━━━ EXCERPTED DATA

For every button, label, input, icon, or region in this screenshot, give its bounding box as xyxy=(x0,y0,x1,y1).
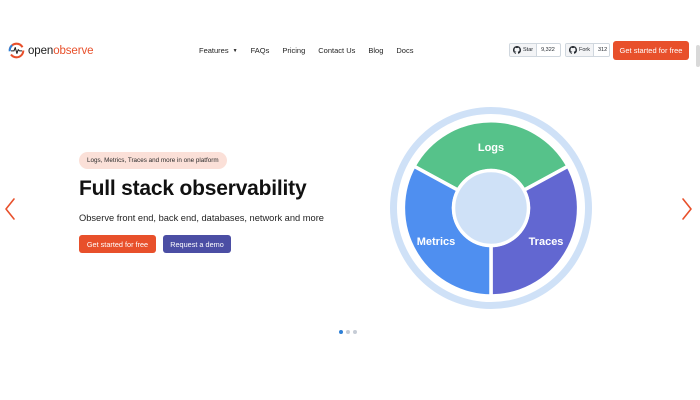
main-nav: Features ▼ FAQs Pricing Contact Us Blog … xyxy=(199,46,413,55)
get-started-button[interactable]: Get started for free xyxy=(79,235,156,253)
wheel-center xyxy=(451,168,531,248)
nav-item-faqs[interactable]: FAQs xyxy=(251,46,270,55)
nav-item-label: FAQs xyxy=(250,46,270,55)
github-fork-label: Fork xyxy=(579,47,590,53)
github-star-button[interactable]: Star xyxy=(510,44,538,56)
nav-item-label: Docs xyxy=(396,46,414,55)
nav-item-label: Blog xyxy=(368,46,384,55)
nav-item-label: Features xyxy=(199,46,229,55)
wheel-label-logs: Logs xyxy=(478,142,504,154)
site-header: openobserve Features ▼ FAQs Pricing Cont… xyxy=(0,38,700,66)
hero-subtitle: Observe front end, back end, databases, … xyxy=(79,213,324,223)
logo-text-open: open xyxy=(28,44,54,57)
logo-text: openobserve xyxy=(28,44,94,57)
carousel-dot[interactable] xyxy=(353,330,357,334)
chevron-left-icon[interactable] xyxy=(3,197,17,221)
nav-item-label: Pricing xyxy=(282,46,306,55)
github-star-widget: Star 9,322 xyxy=(509,43,561,57)
carousel-dot[interactable] xyxy=(339,330,343,334)
nav-item-contact-us[interactable]: Contact Us xyxy=(318,46,355,55)
caret-down-icon: ▼ xyxy=(232,47,238,54)
github-fork-widget: Fork 312 xyxy=(565,43,610,57)
chevron-right-icon[interactable] xyxy=(680,197,694,221)
logo[interactable]: openobserve xyxy=(8,42,94,59)
logo-text-observe: observe xyxy=(53,44,94,57)
hero-tagline-pill: Logs, Metrics, Traces and more in one pl… xyxy=(79,152,227,169)
scrollbar-thumb[interactable] xyxy=(696,45,700,67)
nav-item-blog[interactable]: Blog xyxy=(368,46,383,55)
github-fork-button[interactable]: Fork xyxy=(566,44,594,56)
carousel-dot[interactable] xyxy=(346,330,350,334)
nav-item-features[interactable]: Features ▼ xyxy=(199,46,238,55)
nav-item-label: Contact Us xyxy=(318,46,356,55)
request-demo-button[interactable]: Request a demo xyxy=(163,235,231,253)
carousel-pagination xyxy=(339,330,360,334)
wheel-label-traces: Traces xyxy=(529,236,564,248)
github-icon xyxy=(569,46,577,54)
wheel-label-metrics: Metrics xyxy=(417,236,456,248)
observability-wheel-diagram: Logs Metrics Traces xyxy=(390,107,592,309)
openobserve-logo-icon xyxy=(8,42,25,59)
github-star-count[interactable]: 9,322 xyxy=(537,44,559,56)
github-fork-count[interactable]: 312 xyxy=(594,44,609,56)
header-get-started-button[interactable]: Get started for free xyxy=(613,41,689,60)
nav-item-docs[interactable]: Docs xyxy=(396,46,413,55)
github-star-label: Star xyxy=(523,47,534,53)
hero-title: Full stack observability xyxy=(79,177,307,200)
github-icon xyxy=(513,46,521,54)
nav-item-pricing[interactable]: Pricing xyxy=(282,46,305,55)
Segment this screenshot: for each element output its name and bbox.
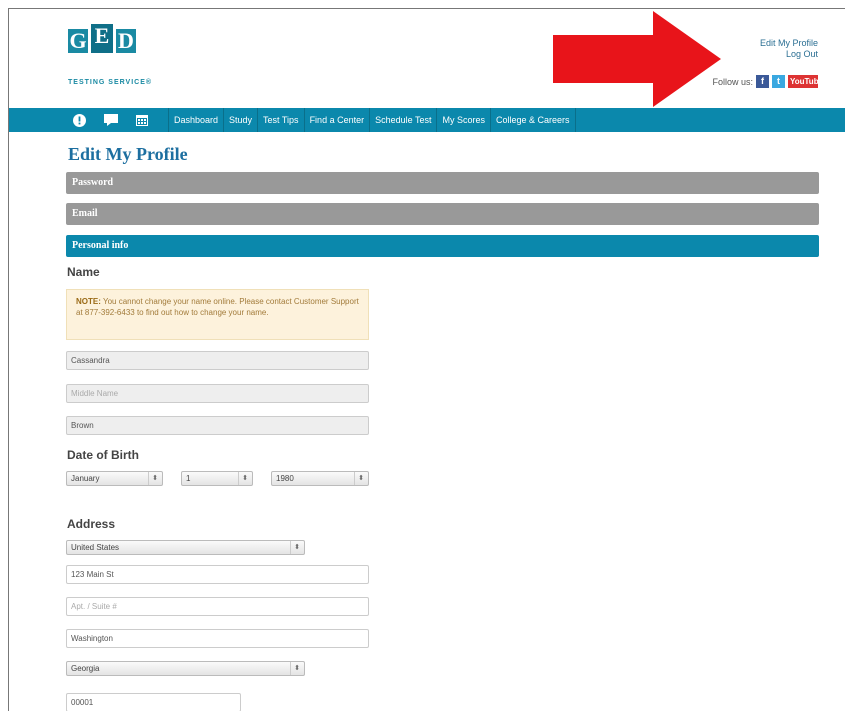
logo-letter-d: D (116, 29, 136, 53)
state-select[interactable]: Georgia ⬍ (66, 661, 305, 676)
dob-year-value: 1980 (276, 474, 294, 483)
first-name-field[interactable]: Cassandra (66, 351, 369, 370)
zip-field[interactable]: 00001 (66, 693, 241, 711)
select-arrows-icon: ⬍ (294, 665, 300, 672)
main-nav: Dashboard Study Test Tips Find a Center … (9, 108, 845, 132)
select-arrows-icon: ⬍ (242, 475, 248, 482)
select-arrows-icon: ⬍ (358, 475, 364, 482)
dob-day-value: 1 (186, 474, 191, 483)
apt-suite-field[interactable]: Apt. / Suite # (66, 597, 369, 616)
calendar-icon[interactable] (126, 108, 157, 132)
logo-letter-g: G (68, 28, 88, 53)
alert-icon[interactable] (64, 108, 95, 132)
nav-test-tips[interactable]: Test Tips (257, 108, 304, 132)
youtube-icon[interactable]: YouTube (788, 75, 823, 88)
personal-info-section-toggle[interactable]: Personal info (66, 235, 819, 257)
middle-name-field[interactable]: Middle Name (66, 384, 369, 403)
password-section-toggle[interactable]: Password (66, 172, 819, 194)
select-divider (354, 472, 355, 485)
select-arrows-icon: ⬍ (294, 544, 300, 551)
state-value: Georgia (71, 664, 100, 673)
country-value: United States (71, 543, 120, 552)
address-heading: Address (67, 517, 116, 531)
last-name-field[interactable]: Brown (66, 416, 369, 435)
nav-schedule-test[interactable]: Schedule Test (369, 108, 436, 132)
select-divider (290, 662, 291, 675)
country-select[interactable]: United States ⬍ (66, 540, 305, 555)
follow-label: Follow us: (712, 76, 753, 87)
dob-year-select[interactable]: 1980 ⬍ (271, 471, 369, 486)
note-label: NOTE: (76, 297, 101, 306)
follow-us: Follow us: f t YouTube (712, 75, 823, 88)
edit-profile-link[interactable]: Edit My Profile (760, 38, 818, 49)
note-text: You cannot change your name online. Plea… (76, 297, 359, 317)
chat-icon[interactable] (95, 108, 126, 132)
name-heading: Name (67, 265, 100, 279)
logo-subtitle: TESTING SERVICE® (68, 79, 153, 86)
select-divider (148, 472, 149, 485)
street-field[interactable]: 123 Main St (66, 565, 369, 584)
dob-month-select[interactable]: January ⬍ (66, 471, 163, 486)
log-out-link[interactable]: Log Out (760, 49, 818, 60)
logo-letter-e: E (91, 24, 113, 53)
nav-find-a-center[interactable]: Find a Center (303, 108, 370, 132)
nav-study[interactable]: Study (223, 108, 257, 132)
nav-college-careers[interactable]: College & Careers (489, 108, 576, 132)
dob-heading: Date of Birth (67, 448, 139, 462)
nav-links: Dashboard Study Test Tips Find a Center … (168, 108, 576, 132)
select-arrows-icon: ⬍ (152, 475, 158, 482)
facebook-icon[interactable]: f (756, 75, 769, 88)
account-links: Edit My Profile Log Out (760, 38, 818, 60)
nav-dashboard[interactable]: Dashboard (168, 108, 223, 132)
email-section-toggle[interactable]: Email (66, 203, 819, 225)
annotation-arrow (553, 11, 721, 107)
nav-my-scores[interactable]: My Scores (436, 108, 490, 132)
select-divider (290, 541, 291, 554)
dob-day-select[interactable]: 1 ⬍ (181, 471, 253, 486)
name-note: NOTE: You cannot change your name online… (66, 289, 369, 340)
select-divider (238, 472, 239, 485)
city-field[interactable]: Washington (66, 629, 369, 648)
page-title: Edit My Profile (68, 144, 188, 164)
twitter-icon[interactable]: t (772, 75, 785, 88)
dob-month-value: January (71, 474, 100, 483)
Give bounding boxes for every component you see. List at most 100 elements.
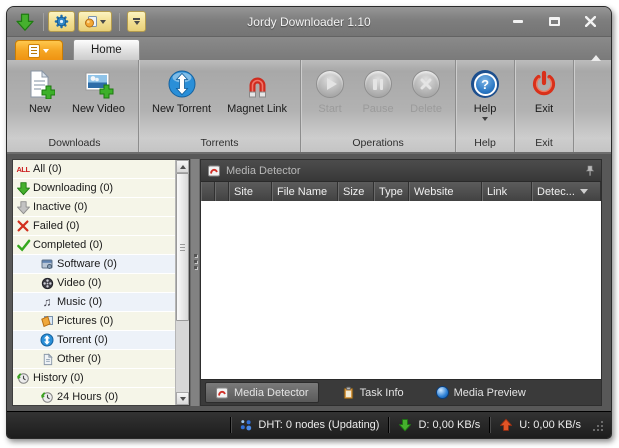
ribbon-group-torrents: New Torrent Magnet Link Torrents [139,60,302,152]
button-label: New Torrent [152,103,212,115]
tab-media-detector[interactable]: Media Detector [205,382,319,403]
sidebar-item-software[interactable]: Software (0) [13,255,175,274]
sidebar-item-inactive[interactable]: Inactive (0) [13,198,175,217]
group-label-torrents: Torrents [200,137,239,149]
scrollbar-thumb[interactable] [176,173,189,321]
help-button[interactable]: ? Help [462,65,508,123]
document-icon [37,352,57,366]
sidebar-item-torrent[interactable]: Torrent (0) [13,331,175,350]
sidebar-item-pictures[interactable]: Pictures (0) [13,312,175,331]
sidebar-item-music[interactable]: ♫ Music (0) [13,293,175,312]
ribbon-tab-row: Home [7,37,611,61]
tab-home[interactable]: Home [73,39,140,60]
settings-button[interactable] [48,11,75,32]
sidebar-item-downloading[interactable]: Downloading (0) [13,179,175,198]
title-bar[interactable]: Jordy Downloader 1.10 [7,7,611,37]
minimize-ribbon-button[interactable] [591,38,601,61]
dropdown-arrow-icon [43,48,49,53]
ribbon-group-exit: Exit Exit [515,60,575,152]
delete-x-icon [410,68,442,100]
column-select[interactable] [215,182,229,201]
new-torrent-button[interactable]: New Torrent [145,65,218,117]
all-icon: ALL [16,164,30,174]
app-logo-icon [15,12,35,32]
group-label-help: Help [474,137,496,149]
column-link[interactable]: Link [482,182,532,201]
start-button[interactable]: Start [307,65,353,117]
column-size[interactable]: Size [338,182,374,201]
scroll-up-button[interactable] [176,160,189,173]
tab-task-info[interactable]: Task Info [333,382,413,403]
media-detector-table-body[interactable] [201,201,601,379]
pin-button[interactable] [585,165,595,177]
sidebar-item-all[interactable]: ALL All (0) [13,160,175,179]
column-status[interactable] [201,182,215,201]
sidebar-scrollbar[interactable] [175,160,189,405]
scrollbar-track[interactable] [176,321,189,392]
customize-toolbar-button[interactable] [127,11,146,32]
pictures-icon [37,314,57,328]
new-video-button[interactable]: New Video [65,65,132,117]
media-preview-icon [435,386,449,399]
triangle-down-icon [179,396,186,401]
maximize-button[interactable] [547,15,561,29]
application-menu-button[interactable] [15,40,63,60]
media-detector-panel: Media Detector Site File Name Size Type … [200,159,602,406]
minimize-icon [513,20,523,23]
ribbon-group-downloads: New New Video Downloads [11,60,139,152]
ribbon: New New Video Downloads New Torrent Magn… [7,60,611,154]
bottom-tab-strip: Media Detector Task Info Media Preview [201,379,601,405]
quick-access-toolbar [48,11,146,32]
delete-button[interactable]: Delete [403,65,449,117]
picture-icon [84,15,98,29]
failed-x-icon [13,219,33,233]
dht-status: DHT: 0 nodes (Updating) [240,419,379,431]
ribbon-group-operations: Start Pause Delete Operations [301,60,457,152]
dropdown-arrow-icon [482,117,489,121]
media-detector-icon [207,164,221,178]
status-bar: DHT: 0 nodes (Updating) D: 0,00 KB/s U: … [7,411,611,438]
sidebar-item-24-hours[interactable]: 24 Hours (0) [13,388,175,405]
browser-button[interactable] [78,11,112,32]
column-site[interactable]: Site [229,182,272,201]
grip-dots-icon [601,429,603,431]
splitter-grip-icon [193,254,197,406]
sidebar-item-video[interactable]: Video (0) [13,274,175,293]
chevron-up-icon [591,38,601,61]
window-controls [511,15,603,29]
category-sidebar: ALL All (0) Downloading (0) Inactive (0) [12,159,190,406]
new-button[interactable]: New [17,65,63,117]
sidebar-item-other[interactable]: Other (0) [13,350,175,369]
resize-grip[interactable] [591,419,603,431]
column-website[interactable]: Website [409,182,482,201]
app-window: Jordy Downloader 1.10 Home New New Video… [6,6,612,439]
sidebar-item-failed[interactable]: Failed (0) [13,217,175,236]
button-label: New [28,103,51,115]
dht-status-text: DHT: 0 nodes (Updating) [258,419,380,431]
thumb-grip-icon [180,247,185,248]
pin-icon [585,165,595,176]
sidebar-item-completed[interactable]: Completed (0) [13,236,175,255]
sidebar-item-history[interactable]: History (0) [13,369,175,388]
sidebar-splitter[interactable] [190,159,200,406]
tab-media-preview[interactable]: Media Preview [427,382,535,403]
column-file-name[interactable]: File Name [272,182,338,201]
magnet-link-button[interactable]: Magnet Link [220,65,294,117]
power-icon [528,68,560,100]
dht-nodes-icon [240,419,252,431]
minimize-button[interactable] [511,15,525,29]
pause-icon [362,68,394,100]
scroll-down-button[interactable] [176,392,189,405]
upload-speed: U: 0,00 KB/s [499,418,581,432]
button-label: Exit [534,103,554,115]
divider [43,12,44,31]
button-label: Pause [362,103,394,115]
pause-button[interactable]: Pause [355,65,401,117]
column-detected[interactable]: Detec... [532,182,601,201]
torrent-small-icon [37,333,57,347]
group-label-operations: Operations [352,137,404,149]
new-video-icon [83,68,115,100]
exit-button[interactable]: Exit [521,65,567,117]
column-type[interactable]: Type [374,182,409,201]
close-button[interactable] [583,15,597,29]
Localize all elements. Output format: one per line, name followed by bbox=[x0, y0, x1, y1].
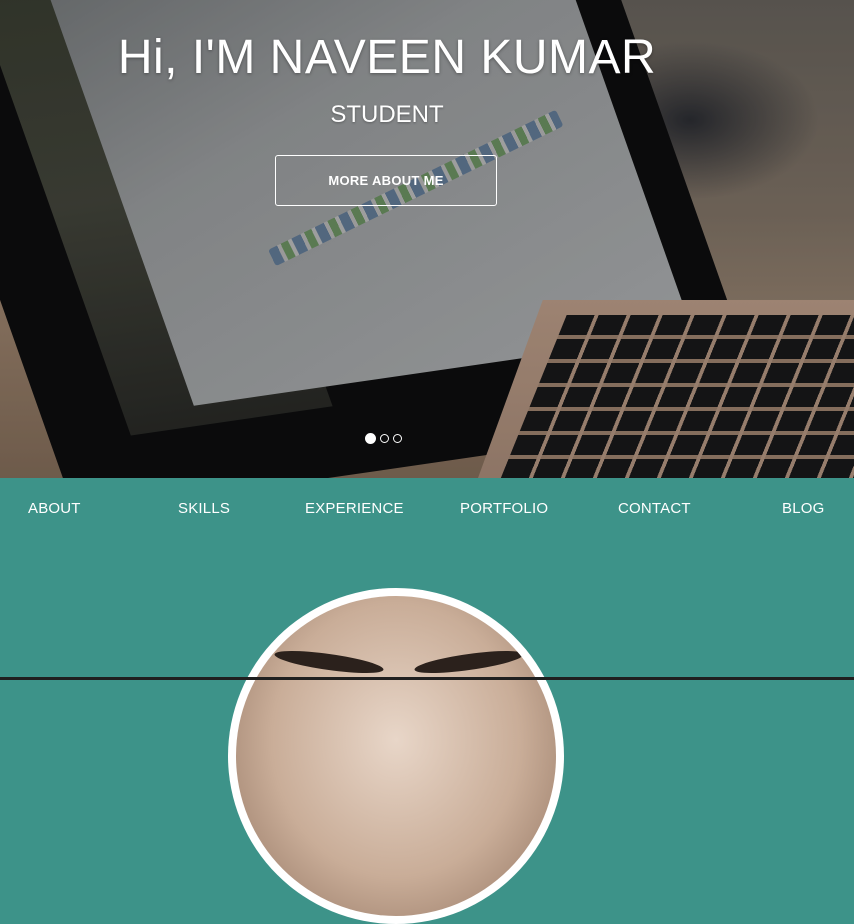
nav-item-portfolio[interactable]: PORTFOLIO bbox=[460, 500, 548, 517]
nav-item-about[interactable]: ABOUT bbox=[28, 500, 81, 517]
main-nav: ABOUT SKILLS EXPERIENCE PORTFOLIO CONTAC… bbox=[0, 478, 854, 540]
nav-item-contact[interactable]: CONTACT bbox=[618, 500, 691, 517]
profile-photo-detail bbox=[413, 646, 525, 678]
profile-photo-frame bbox=[228, 588, 564, 924]
hero-title: Hi, I'M NAVEEN KUMAR bbox=[117, 31, 657, 84]
slider-dot-1[interactable] bbox=[365, 433, 376, 444]
profile-photo-detail bbox=[273, 646, 385, 678]
nav-item-experience[interactable]: EXPERIENCE bbox=[305, 500, 404, 517]
more-about-me-button[interactable]: MORE ABOUT ME bbox=[275, 155, 497, 206]
hero-section: Hi, I'M NAVEEN KUMAR STUDENT MORE ABOUT … bbox=[0, 0, 854, 478]
nav-item-blog[interactable]: BLOG bbox=[782, 500, 824, 517]
slider-dots bbox=[365, 433, 402, 444]
slider-dot-2[interactable] bbox=[380, 434, 389, 443]
hero-subtitle: STUDENT bbox=[330, 101, 444, 128]
profile-photo bbox=[236, 596, 556, 916]
nav-item-skills[interactable]: SKILLS bbox=[178, 500, 230, 517]
slider-dot-3[interactable] bbox=[393, 434, 402, 443]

━━━━━━

# TO DO:
Return the stretch of lines from the one containing "500, 548, 517]" through the one containing "profile-photo-detail bbox=[273, 646, 385, 678]", reproducing each line as it appears.

# SOLVED EXERCISE:
nav-item-portfolio[interactable]: PORTFOLIO bbox=[460, 500, 548, 517]
nav-item-about[interactable]: ABOUT bbox=[28, 500, 81, 517]
main-nav: ABOUT SKILLS EXPERIENCE PORTFOLIO CONTAC… bbox=[0, 478, 854, 540]
nav-item-contact[interactable]: CONTACT bbox=[618, 500, 691, 517]
profile-photo-detail bbox=[413, 646, 525, 678]
profile-photo-frame bbox=[228, 588, 564, 924]
hero-title: Hi, I'M NAVEEN KUMAR bbox=[117, 31, 657, 84]
slider-dot-1[interactable] bbox=[365, 433, 376, 444]
profile-photo-detail bbox=[273, 646, 385, 678]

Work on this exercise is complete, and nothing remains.